[Data lines start]

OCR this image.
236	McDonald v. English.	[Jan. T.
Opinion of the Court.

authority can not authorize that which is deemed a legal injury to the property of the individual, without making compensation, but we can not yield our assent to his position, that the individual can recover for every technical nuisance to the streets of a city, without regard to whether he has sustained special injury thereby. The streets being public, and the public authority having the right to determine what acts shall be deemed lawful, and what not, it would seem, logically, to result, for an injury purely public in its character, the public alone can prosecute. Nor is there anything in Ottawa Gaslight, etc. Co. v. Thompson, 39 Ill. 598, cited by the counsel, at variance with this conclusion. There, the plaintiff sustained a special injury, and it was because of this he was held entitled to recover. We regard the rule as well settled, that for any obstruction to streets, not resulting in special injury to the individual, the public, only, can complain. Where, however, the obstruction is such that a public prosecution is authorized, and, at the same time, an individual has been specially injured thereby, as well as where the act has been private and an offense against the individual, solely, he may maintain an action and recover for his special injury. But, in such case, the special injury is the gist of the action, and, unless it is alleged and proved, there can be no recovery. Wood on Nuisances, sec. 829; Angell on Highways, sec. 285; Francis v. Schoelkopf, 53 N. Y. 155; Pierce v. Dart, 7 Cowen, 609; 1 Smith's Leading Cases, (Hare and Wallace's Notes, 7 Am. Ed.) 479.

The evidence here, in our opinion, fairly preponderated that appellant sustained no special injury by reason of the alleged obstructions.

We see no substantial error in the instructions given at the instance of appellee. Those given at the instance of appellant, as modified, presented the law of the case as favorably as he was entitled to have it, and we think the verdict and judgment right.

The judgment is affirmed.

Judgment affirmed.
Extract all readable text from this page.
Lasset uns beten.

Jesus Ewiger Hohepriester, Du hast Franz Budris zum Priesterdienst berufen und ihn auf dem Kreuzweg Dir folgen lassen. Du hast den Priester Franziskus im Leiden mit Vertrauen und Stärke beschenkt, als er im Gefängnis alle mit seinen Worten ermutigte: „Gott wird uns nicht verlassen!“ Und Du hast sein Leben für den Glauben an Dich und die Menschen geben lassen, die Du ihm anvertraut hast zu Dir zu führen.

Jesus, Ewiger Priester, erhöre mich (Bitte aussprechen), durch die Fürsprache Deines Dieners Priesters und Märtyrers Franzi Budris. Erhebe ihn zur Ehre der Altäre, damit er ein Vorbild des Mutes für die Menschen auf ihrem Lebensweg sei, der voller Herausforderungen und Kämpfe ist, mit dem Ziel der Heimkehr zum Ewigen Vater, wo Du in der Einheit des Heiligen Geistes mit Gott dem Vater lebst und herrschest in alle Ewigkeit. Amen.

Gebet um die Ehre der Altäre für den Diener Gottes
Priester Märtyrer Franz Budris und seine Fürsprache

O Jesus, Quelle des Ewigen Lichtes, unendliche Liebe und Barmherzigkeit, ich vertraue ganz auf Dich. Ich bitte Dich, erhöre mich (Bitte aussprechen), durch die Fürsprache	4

[Data lines end]

The problem:
Pick out every line above that holds the word "affirmed" and copy it.

Written response:
The judgment is affirmed.
Judgment affirmed.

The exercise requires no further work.